À FAIRE
Répondez aux questions suivantes à partir de l'extrait sur Robotique FIRST France.
(a) À quelle tranche d'âge s'adresse le programme FIRST Robotic Competition ?
(b) Combien de jeunes sont inscrits au total dans les deux programmes de l'association ?
(c) Pendant combien de temps le salarié EDF engagé dans le mécénat de compétences aide-t-il l'association, et dans quelle tâche ?

PASSAGE EXTRAIT
- - - - -
Notre second programme, FIRST Robotic Competition s’adresse aux jeunes âgés de 14 à 18 ans. Ils construisent un robot plus complexe allant jusqu’à 1 m3. Il demande un investissement financier et humain plus important. C’est pourquoi, nous n’avons que trois équipes inscrites en ce moment.

 

S.M. : Nous comptons un total de 800 jeunes inscrits dans nos deux programmes. Quand on compare ce nombre aux 25 de 2017 dont je parlais tout à l’heure, on mesure le chemin parcouru, en seulement deux ans et demi, par l’association. Née à Lyon, Robotique FIRST France couvre désormais une bonne partie du territoire métropolitain, avec des clusters dans plusieurs régions : Auvergne-Rhône-Alpes, bien sûr, mais aussi Provence-Alpes-Côte d’Azur, Occitanie, Île-de-France et Pays-de-la-Loire. Des responsables territoriaux accompagnent nos jeunes dans chaque cluster.

 

  • Robotique FIRST France est soutenue par la Fondation groupe EDF au titre du mécénat territorial. Quel est votre regard sur ce mécénat ?

 

S.M. En familiarisant les jeunes aux sciences et technologies pour les amener à penser à des études, et donc à des carrières scientifiques et techniques, nous apportons notre pierre à un défi clé pour la France. La désaffection pour les carrières scientifiques pèse, en effet, sur la compétitivité de l’économie et entrave l’innovation. Nous sommes très heureux que la Fondation groupe EDF soit sensible à notre action et nous soutienne. C’est grâce à des mécénats de ce type que nous pouvons proposer nos programmes à tous les établissements et aux jeunes quels que soient les milieux sociaux dont ils sont issus. La gratuité est fondamentale pour servir l’égalité des chances. Les dons nous permettent de financer les kits de robots, avec lesquels les jeunes travaillent toute l’année, ainsi que l’organisation du Défi Robotique, qui a lieu dans la région lyonnaise, en présence des jeunes venus de la France entière, qui sont bien sûr invités. Nous souhaitons que cet événement soit un moment fort, festif et mémorable pour nos jeunes, pour récompenser le travail, long et régulier, qu’ils ont fourni.

A. de M. : Outre le soutien financier de la Fondation groupe EDF, essentiel pour le fonctionnement de notre association, nous bénéficions de l’implication d’un salarié EDF dans le cadre du mécénat de compétences. Il nous aide, pendant une période de deux ans, dans la recherche de nouveaux partenaires. D’autres participations de collaborateurs et collaboratrices du Groupe sont également possibles, par exemple au sein de nos relais locaux pour accroître la présence de l’association auprès des établissements engagés ou encore en tant que mentors auprès des jeunes.

 

« En associant chercheurs, ingénieurs et industriels, nos programmes pédagogiques et éducatifs lèvent les freins et confrontent les jeunes à de vraies contraintes d’ingénierie. »

  • Nous sommes en début d’année. Quelles sont vos priorités pour 2024 ?

 

S.M. : La première consiste à continuer à accroître notre présence auprès des jeunes, en étendant notre maillage territorial dans les Hauts-de-France ou en Grand Est. Nous ferons cela en maintenant la qualité d’accompagnement dispensée dans nos programmes, à laquelle nous sommes très attachés. Pour nous, il est essentiel de préserver l’impact de nos actions. C’est pour cela que nous allons accroître le nombre de nos responsables territoriaux, grâce aussi au soutien de la Fondation groupe EDF.
- - - - -
DONNÉES FOURNIES
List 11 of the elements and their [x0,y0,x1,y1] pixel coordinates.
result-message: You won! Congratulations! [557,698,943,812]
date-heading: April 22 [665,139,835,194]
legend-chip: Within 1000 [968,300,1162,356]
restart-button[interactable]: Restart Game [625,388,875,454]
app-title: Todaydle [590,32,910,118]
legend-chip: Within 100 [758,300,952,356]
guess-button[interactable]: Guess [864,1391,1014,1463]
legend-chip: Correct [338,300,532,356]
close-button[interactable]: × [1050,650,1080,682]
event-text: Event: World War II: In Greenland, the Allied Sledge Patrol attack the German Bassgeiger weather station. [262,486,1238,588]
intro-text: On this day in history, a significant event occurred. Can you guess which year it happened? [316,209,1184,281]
- - - - -
RÉPONSE ATTENDUE
(a) Le programme FIRST Robotic Competition s'adresse aux jeunes âgés de 14 à 18 ans.
(b) L'association compte un total de 800 jeunes inscrits dans ses deux programmes.
(c) Il aide l'association pendant une période de deux ans, dans la recherche de nouveaux partenaires.